EXERCISE MATERIALS -
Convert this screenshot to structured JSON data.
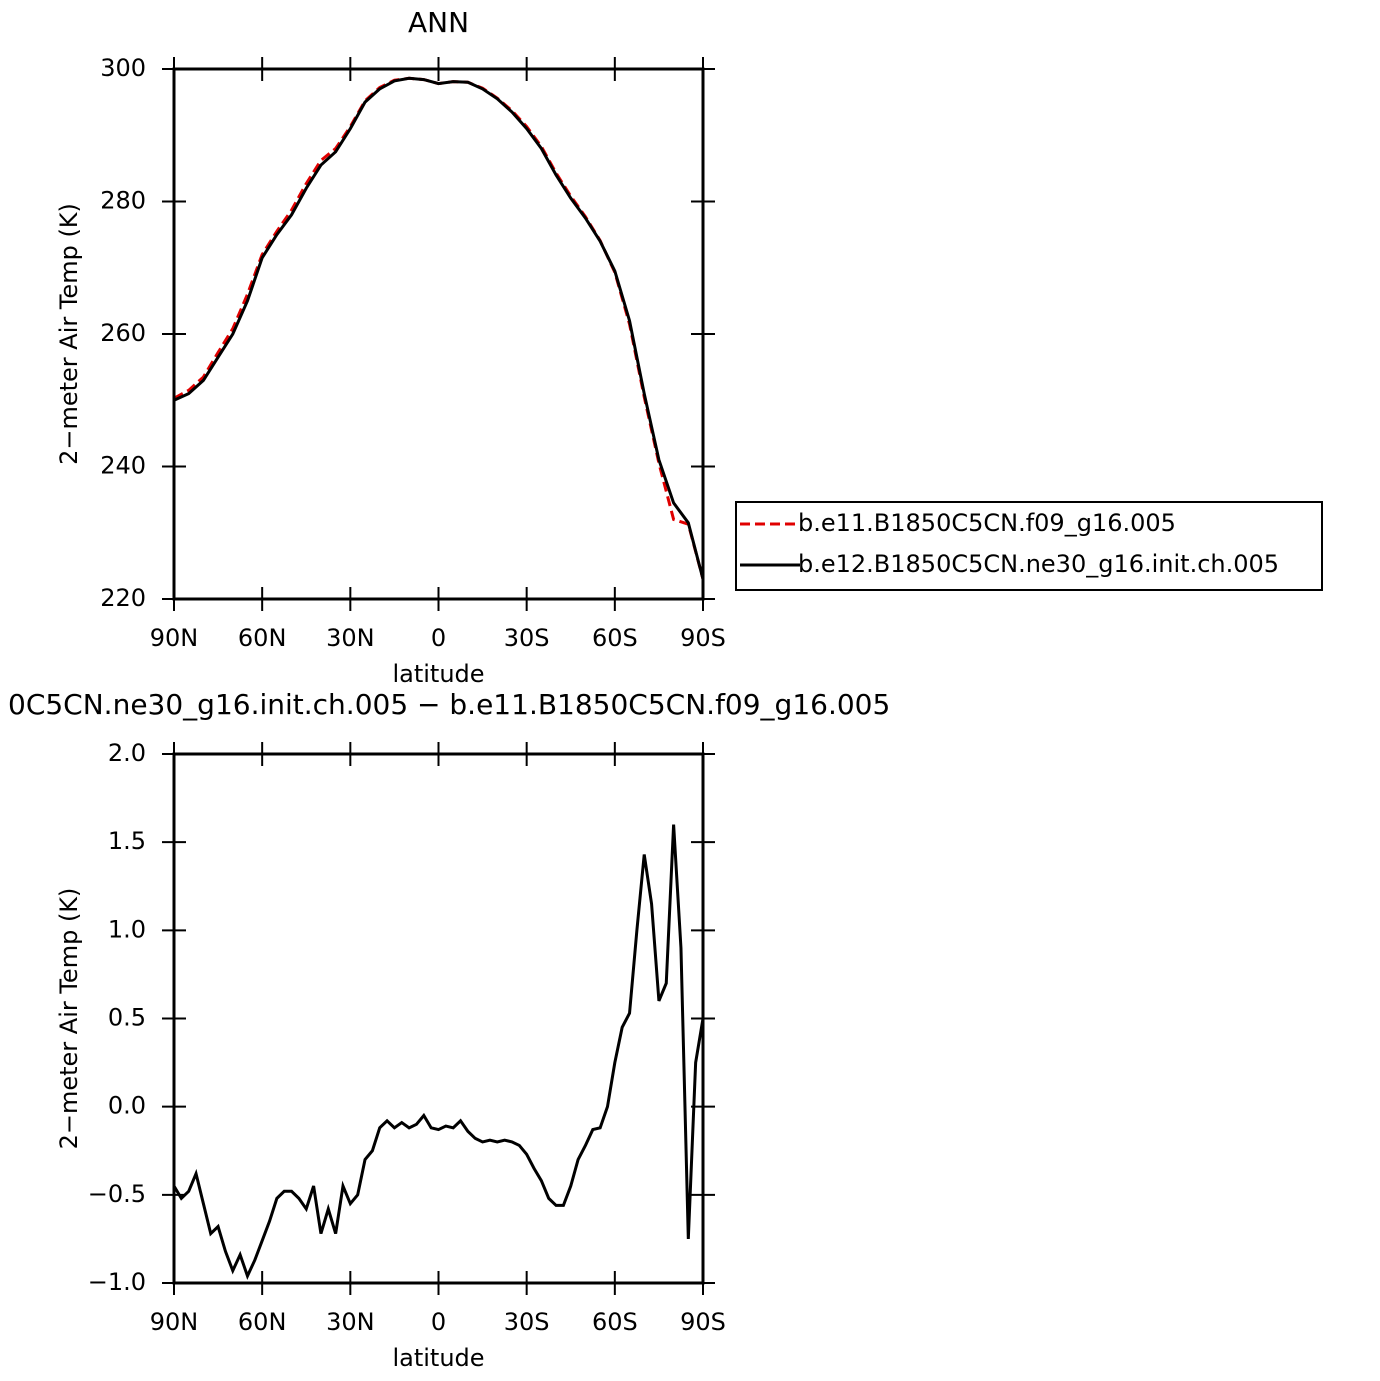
{
  "chart_data": [
    {
      "type": "line",
      "title": "ANN",
      "xlabel": "latitude",
      "ylabel": "2−meter Air Temp (K)",
      "x": [
        90,
        85,
        80,
        75,
        70,
        65,
        60,
        55,
        50,
        45,
        40,
        35,
        30,
        25,
        20,
        15,
        10,
        5,
        0,
        -5,
        -10,
        -15,
        -20,
        -25,
        -30,
        -35,
        -40,
        -45,
        -50,
        -55,
        -60,
        -65,
        -70,
        -75,
        -80,
        -85,
        -90
      ],
      "series": [
        {
          "name": "b.e11.B1850C5CN.f09_g16.005",
          "color": "#e00000",
          "linestyle": "dashed",
          "values": [
            250.3,
            251.5,
            253.5,
            257.2,
            260.8,
            266,
            272,
            275.5,
            278.7,
            282.7,
            286.2,
            288,
            291.3,
            295.2,
            297.2,
            298.3,
            298.6,
            298.4,
            297.8,
            298.1,
            298,
            297.1,
            295.6,
            293.7,
            291.3,
            288.3,
            284.3,
            280.8,
            277.7,
            274.1,
            269.3,
            261.5,
            250.5,
            240.5,
            232,
            231.3,
            223
          ]
        },
        {
          "name": "b.e12.B1850C5CN.ne30_g16.init.ch.005",
          "color": "#000000",
          "linestyle": "solid",
          "values": [
            250,
            251,
            253,
            256.5,
            260,
            265,
            271.5,
            275,
            278,
            282,
            285.5,
            287.5,
            291,
            295,
            297,
            298.2,
            298.6,
            298.4,
            297.8,
            298.1,
            298,
            297,
            295.5,
            293.5,
            291,
            288,
            284,
            280.5,
            277.5,
            274,
            269.5,
            262,
            251,
            241,
            234.5,
            231.5,
            223
          ]
        }
      ],
      "xlim": [
        90,
        -90
      ],
      "xticks": [
        {
          "value": 90,
          "label": "90N"
        },
        {
          "value": 60,
          "label": "60N"
        },
        {
          "value": 30,
          "label": "30N"
        },
        0,
        {
          "value": -30,
          "label": "30S"
        },
        {
          "value": -60,
          "label": "60S"
        },
        {
          "value": -90,
          "label": "90S"
        }
      ],
      "ylim": [
        220,
        300
      ],
      "yticks": [
        220,
        240,
        260,
        280,
        300
      ],
      "legend": "right"
    },
    {
      "type": "line",
      "title": "0C5CN.ne30_g16.init.ch.005 − b.e11.B1850C5CN.f09_g16.005",
      "xlabel": "latitude",
      "ylabel": "2−meter Air Temp (K)",
      "x": [
        90,
        87.5,
        85,
        82.5,
        80,
        77.5,
        75,
        72.5,
        70,
        67.5,
        65,
        62.5,
        60,
        57.5,
        55,
        52.5,
        50,
        47.5,
        45,
        42.5,
        40,
        37.5,
        35,
        32.5,
        30,
        27.5,
        25,
        22.5,
        20,
        17.5,
        15,
        12.5,
        10,
        7.5,
        5,
        2.5,
        0,
        -2.5,
        -5,
        -7.5,
        -10,
        -12.5,
        -15,
        -17.5,
        -20,
        -22.5,
        -25,
        -27.5,
        -30,
        -32.5,
        -35,
        -37.5,
        -40,
        -42.5,
        -45,
        -47.5,
        -50,
        -52.5,
        -55,
        -57.5,
        -60,
        -62.5,
        -65,
        -67.5,
        -70,
        -72.5,
        -75,
        -77.5,
        -80,
        -82.5,
        -85,
        -87.5,
        -90
      ],
      "series": [
        {
          "color": "#000000",
          "linestyle": "solid",
          "values": [
            -0.45,
            -0.52,
            -0.48,
            -0.38,
            -0.55,
            -0.72,
            -0.68,
            -0.82,
            -0.93,
            -0.84,
            -0.96,
            -0.87,
            -0.76,
            -0.65,
            -0.52,
            -0.48,
            -0.48,
            -0.52,
            -0.58,
            -0.45,
            -0.72,
            -0.58,
            -0.72,
            -0.45,
            -0.55,
            -0.5,
            -0.3,
            -0.25,
            -0.12,
            -0.08,
            -0.12,
            -0.09,
            -0.12,
            -0.1,
            -0.05,
            -0.12,
            -0.13,
            -0.11,
            -0.12,
            -0.08,
            -0.14,
            -0.18,
            -0.2,
            -0.19,
            -0.2,
            -0.19,
            -0.2,
            -0.22,
            -0.27,
            -0.35,
            -0.42,
            -0.52,
            -0.56,
            -0.56,
            -0.45,
            -0.3,
            -0.22,
            -0.13,
            -0.12,
            0.0,
            0.25,
            0.45,
            0.53,
            1.0,
            1.43,
            1.15,
            0.6,
            0.7,
            1.6,
            0.9,
            -0.75,
            0.25,
            0.5
          ]
        }
      ],
      "xlim": [
        90,
        -90
      ],
      "xticks": [
        {
          "value": 90,
          "label": "90N"
        },
        {
          "value": 60,
          "label": "60N"
        },
        {
          "value": 30,
          "label": "30N"
        },
        0,
        {
          "value": -30,
          "label": "30S"
        },
        {
          "value": -60,
          "label": "60S"
        },
        {
          "value": -90,
          "label": "90S"
        }
      ],
      "ylim": [
        -1,
        2
      ],
      "yticks": [
        {
          "value": -1,
          "label": "−1.0"
        },
        {
          "value": -0.5,
          "label": "−0.5"
        },
        {
          "value": 0,
          "label": "0.0"
        },
        {
          "value": 0.5,
          "label": "0.5"
        },
        {
          "value": 1,
          "label": "1.0"
        },
        {
          "value": 1.5,
          "label": "1.5"
        },
        {
          "value": 2,
          "label": "2.0"
        }
      ]
    }
  ]
}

PROBLEM REQUIREMENTS - The listing above needs to be output again exactly. Don't include the pictures.

TASK SOLUTION -
Convert this screenshot to structured JSON data.
{
  "chart_data": [
    {
      "type": "line",
      "title": "ANN",
      "xlabel": "latitude",
      "ylabel": "2−meter Air Temp (K)",
      "x": [
        90,
        85,
        80,
        75,
        70,
        65,
        60,
        55,
        50,
        45,
        40,
        35,
        30,
        25,
        20,
        15,
        10,
        5,
        0,
        -5,
        -10,
        -15,
        -20,
        -25,
        -30,
        -35,
        -40,
        -45,
        -50,
        -55,
        -60,
        -65,
        -70,
        -75,
        -80,
        -85,
        -90
      ],
      "series": [
        {
          "name": "b.e11.B1850C5CN.f09_g16.005",
          "color": "#e00000",
          "linestyle": "dashed",
          "values": [
            250.3,
            251.5,
            253.5,
            257.2,
            260.8,
            266,
            272,
            275.5,
            278.7,
            282.7,
            286.2,
            288,
            291.3,
            295.2,
            297.2,
            298.3,
            298.6,
            298.4,
            297.8,
            298.1,
            298,
            297.1,
            295.6,
            293.7,
            291.3,
            288.3,
            284.3,
            280.8,
            277.7,
            274.1,
            269.3,
            261.5,
            250.5,
            240.5,
            232,
            231.3,
            223
          ]
        },
        {
          "name": "b.e12.B1850C5CN.ne30_g16.init.ch.005",
          "color": "#000000",
          "linestyle": "solid",
          "values": [
            250,
            251,
            253,
            256.5,
            260,
            265,
            271.5,
            275,
            278,
            282,
            285.5,
            287.5,
            291,
            295,
            297,
            298.2,
            298.6,
            298.4,
            297.8,
            298.1,
            298,
            297,
            295.5,
            293.5,
            291,
            288,
            284,
            280.5,
            277.5,
            274,
            269.5,
            262,
            251,
            241,
            234.5,
            231.5,
            223
          ]
        }
      ],
      "xlim": [
        90,
        -90
      ],
      "xticks": [
        {
          "value": 90,
          "label": "90N"
        },
        {
          "value": 60,
          "label": "60N"
        },
        {
          "value": 30,
          "label": "30N"
        },
        0,
        {
          "value": -30,
          "label": "30S"
        },
        {
          "value": -60,
          "label": "60S"
        },
        {
          "value": -90,
          "label": "90S"
        }
      ],
      "ylim": [
        220,
        300
      ],
      "yticks": [
        220,
        240,
        260,
        280,
        300
      ],
      "legend": "right"
    },
    {
      "type": "line",
      "title": "0C5CN.ne30_g16.init.ch.005 − b.e11.B1850C5CN.f09_g16.005",
      "xlabel": "latitude",
      "ylabel": "2−meter Air Temp (K)",
      "x": [
        90,
        87.5,
        85,
        82.5,
        80,
        77.5,
        75,
        72.5,
        70,
        67.5,
        65,
        62.5,
        60,
        57.5,
        55,
        52.5,
        50,
        47.5,
        45,
        42.5,
        40,
        37.5,
        35,
        32.5,
        30,
        27.5,
        25,
        22.5,
        20,
        17.5,
        15,
        12.5,
        10,
        7.5,
        5,
        2.5,
        0,
        -2.5,
        -5,
        -7.5,
        -10,
        -12.5,
        -15,
        -17.5,
        -20,
        -22.5,
        -25,
        -27.5,
        -30,
        -32.5,
        -35,
        -37.5,
        -40,
        -42.5,
        -45,
        -47.5,
        -50,
        -52.5,
        -55,
        -57.5,
        -60,
        -62.5,
        -65,
        -67.5,
        -70,
        -72.5,
        -75,
        -77.5,
        -80,
        -82.5,
        -85,
        -87.5,
        -90
      ],
      "series": [
        {
          "color": "#000000",
          "linestyle": "solid",
          "values": [
            -0.45,
            -0.52,
            -0.48,
            -0.38,
            -0.55,
            -0.72,
            -0.68,
            -0.82,
            -0.93,
            -0.84,
            -0.96,
            -0.87,
            -0.76,
            -0.65,
            -0.52,
            -0.48,
            -0.48,
            -0.52,
            -0.58,
            -0.45,
            -0.72,
            -0.58,
            -0.72,
            -0.45,
            -0.55,
            -0.5,
            -0.3,
            -0.25,
            -0.12,
            -0.08,
            -0.12,
            -0.09,
            -0.12,
            -0.1,
            -0.05,
            -0.12,
            -0.13,
            -0.11,
            -0.12,
            -0.08,
            -0.14,
            -0.18,
            -0.2,
            -0.19,
            -0.2,
            -0.19,
            -0.2,
            -0.22,
            -0.27,
            -0.35,
            -0.42,
            -0.52,
            -0.56,
            -0.56,
            -0.45,
            -0.3,
            -0.22,
            -0.13,
            -0.12,
            0.0,
            0.25,
            0.45,
            0.53,
            1.0,
            1.43,
            1.15,
            0.6,
            0.7,
            1.6,
            0.9,
            -0.75,
            0.25,
            0.5
          ]
        }
      ],
      "xlim": [
        90,
        -90
      ],
      "xticks": [
        {
          "value": 90,
          "label": "90N"
        },
        {
          "value": 60,
          "label": "60N"
        },
        {
          "value": 30,
          "label": "30N"
        },
        0,
        {
          "value": -30,
          "label": "30S"
        },
        {
          "value": -60,
          "label": "60S"
        },
        {
          "value": -90,
          "label": "90S"
        }
      ],
      "ylim": [
        -1,
        2
      ],
      "yticks": [
        {
          "value": -1,
          "label": "−1.0"
        },
        {
          "value": -0.5,
          "label": "−0.5"
        },
        {
          "value": 0,
          "label": "0.0"
        },
        {
          "value": 0.5,
          "label": "0.5"
        },
        {
          "value": 1,
          "label": "1.0"
        },
        {
          "value": 1.5,
          "label": "1.5"
        },
        {
          "value": 2,
          "label": "2.0"
        }
      ]
    }
  ]
}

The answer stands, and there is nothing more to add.